** start of Supplied material **

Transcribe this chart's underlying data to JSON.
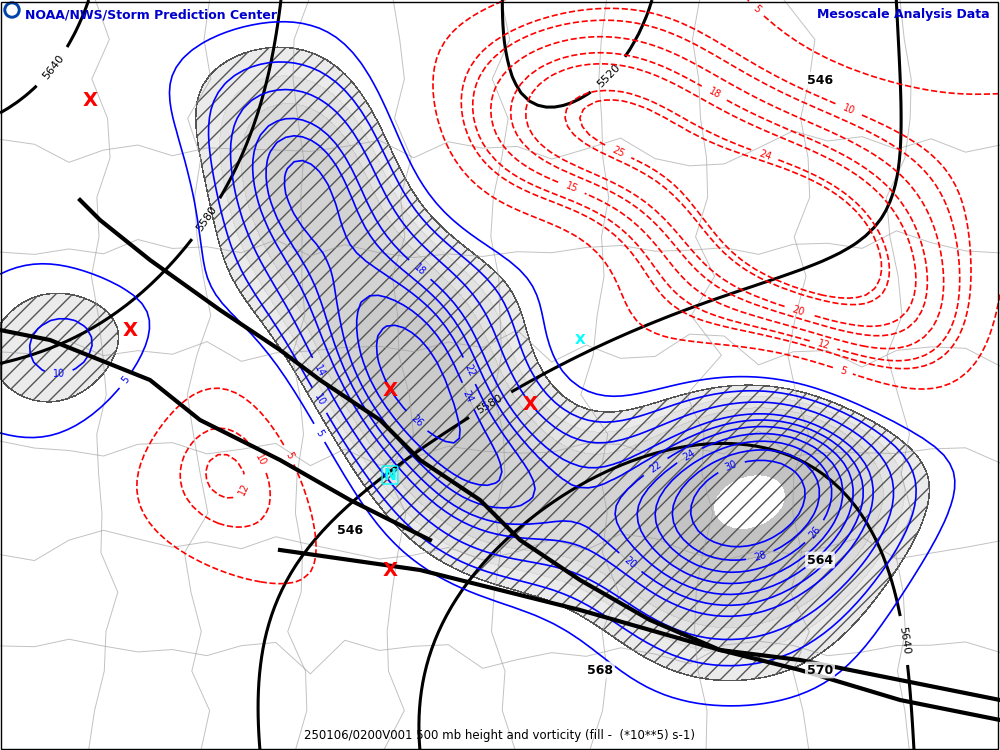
{
  "title": "250106/0200V001 500 mb height and vorticity (fill -  (*10**5) s-1)",
  "top_left_text": "NOAA/NWS/Storm Prediction Center",
  "top_right_text": "Mesoscale Analysis Data",
  "top_left_color": "#0000cc",
  "top_right_color": "#0000cc",
  "background_color": "#ffffff",
  "fig_width": 10.0,
  "fig_height": 7.5,
  "dpi": 100
}
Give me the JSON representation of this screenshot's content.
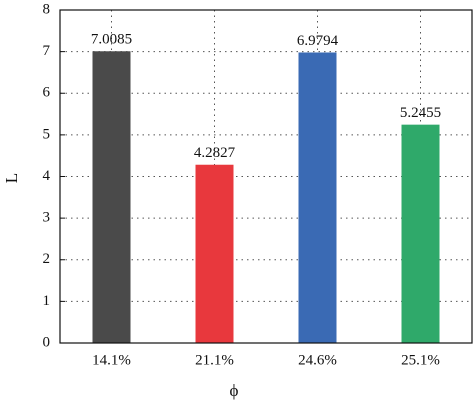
{
  "chart_data": {
    "type": "bar",
    "categories": [
      "14.1%",
      "21.1%",
      "24.6%",
      "25.1%"
    ],
    "values": [
      7.0085,
      4.2827,
      6.9794,
      5.2455
    ],
    "colors": [
      "#4a4a4a",
      "#e8383d",
      "#3a6ab4",
      "#2fa96a"
    ],
    "xlabel": "ϕ",
    "ylabel": "L",
    "ylim": [
      0,
      8
    ],
    "yticks": [
      0,
      1,
      2,
      3,
      4,
      5,
      6,
      7,
      8
    ],
    "grid": true
  }
}
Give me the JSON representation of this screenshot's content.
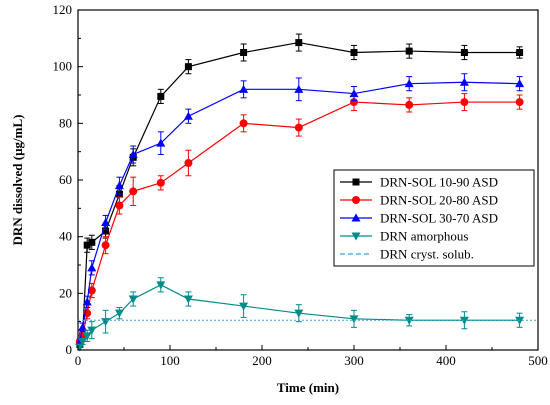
{
  "chart_data": {
    "type": "line",
    "xlabel": "Time (min)",
    "ylabel": "DRN dissolved (µg/mL)",
    "xlim": [
      0,
      500
    ],
    "ylim": [
      0,
      120
    ],
    "xticks": [
      0,
      100,
      200,
      300,
      400,
      500
    ],
    "yticks": [
      0,
      20,
      40,
      60,
      80,
      100,
      120
    ],
    "grid": false,
    "legend_position": "right",
    "series": [
      {
        "name": "DRN-SOL 10-90 ASD",
        "color": "#000000",
        "marker": "square",
        "x": [
          2,
          5,
          10,
          15,
          30,
          45,
          60,
          90,
          120,
          180,
          240,
          300,
          360,
          420,
          480
        ],
        "y": [
          2,
          5,
          37,
          38,
          42,
          55,
          68,
          89.5,
          100,
          105,
          108.5,
          105,
          105.5,
          105,
          105
        ],
        "err": [
          1,
          2,
          2.5,
          2.5,
          2.5,
          3,
          3,
          2.5,
          2.5,
          3,
          3,
          2.5,
          2.5,
          2.5,
          2
        ]
      },
      {
        "name": "DRN-SOL 20-80 ASD",
        "color": "#ff0000",
        "marker": "circle",
        "x": [
          2,
          5,
          10,
          15,
          30,
          45,
          60,
          90,
          120,
          180,
          240,
          300,
          360,
          420,
          480
        ],
        "y": [
          3,
          5,
          13,
          21,
          37,
          51,
          56,
          59,
          66,
          80,
          78.5,
          87.5,
          86.5,
          87.5,
          87.5
        ],
        "err": [
          1,
          1.5,
          2,
          2.5,
          3,
          3,
          5,
          2.5,
          4.5,
          3,
          3,
          3,
          2.5,
          3,
          2.5
        ]
      },
      {
        "name": "DRN-SOL 30-70 ASD",
        "color": "#0000ff",
        "marker": "triangle-up",
        "x": [
          2,
          5,
          10,
          15,
          30,
          45,
          60,
          90,
          120,
          180,
          240,
          300,
          360,
          420,
          480
        ],
        "y": [
          3,
          8,
          17,
          29,
          45,
          58,
          69,
          73,
          82.5,
          92,
          92,
          90.5,
          94,
          94.5,
          94
        ],
        "err": [
          1,
          1.5,
          2,
          2.5,
          2.5,
          3,
          3,
          4,
          2.5,
          3,
          4,
          2.5,
          2.5,
          3,
          2.5
        ]
      },
      {
        "name": "DRN amorphous",
        "color": "#008b8b",
        "marker": "triangle-down",
        "x": [
          2,
          5,
          10,
          15,
          30,
          45,
          60,
          90,
          120,
          180,
          240,
          300,
          360,
          420,
          480
        ],
        "y": [
          1,
          3,
          5,
          7,
          10,
          13,
          18,
          23,
          18,
          15.5,
          13,
          11,
          10.5,
          10.5,
          10.5
        ],
        "err": [
          1,
          1,
          2,
          3,
          4,
          2,
          2.5,
          2.5,
          2.5,
          4,
          3,
          3,
          2,
          3,
          2.5
        ]
      },
      {
        "name": "DRN cryst. solub.",
        "color": "#33aadd",
        "marker": "none",
        "dashed": true,
        "x": [
          0,
          500
        ],
        "y": [
          10.5,
          10.5
        ]
      }
    ]
  }
}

** end of Supplied material **

__Exercise task__.
Count up every line above that has the word "name" in it; answer with the number alone.

__Solution for this task__.
5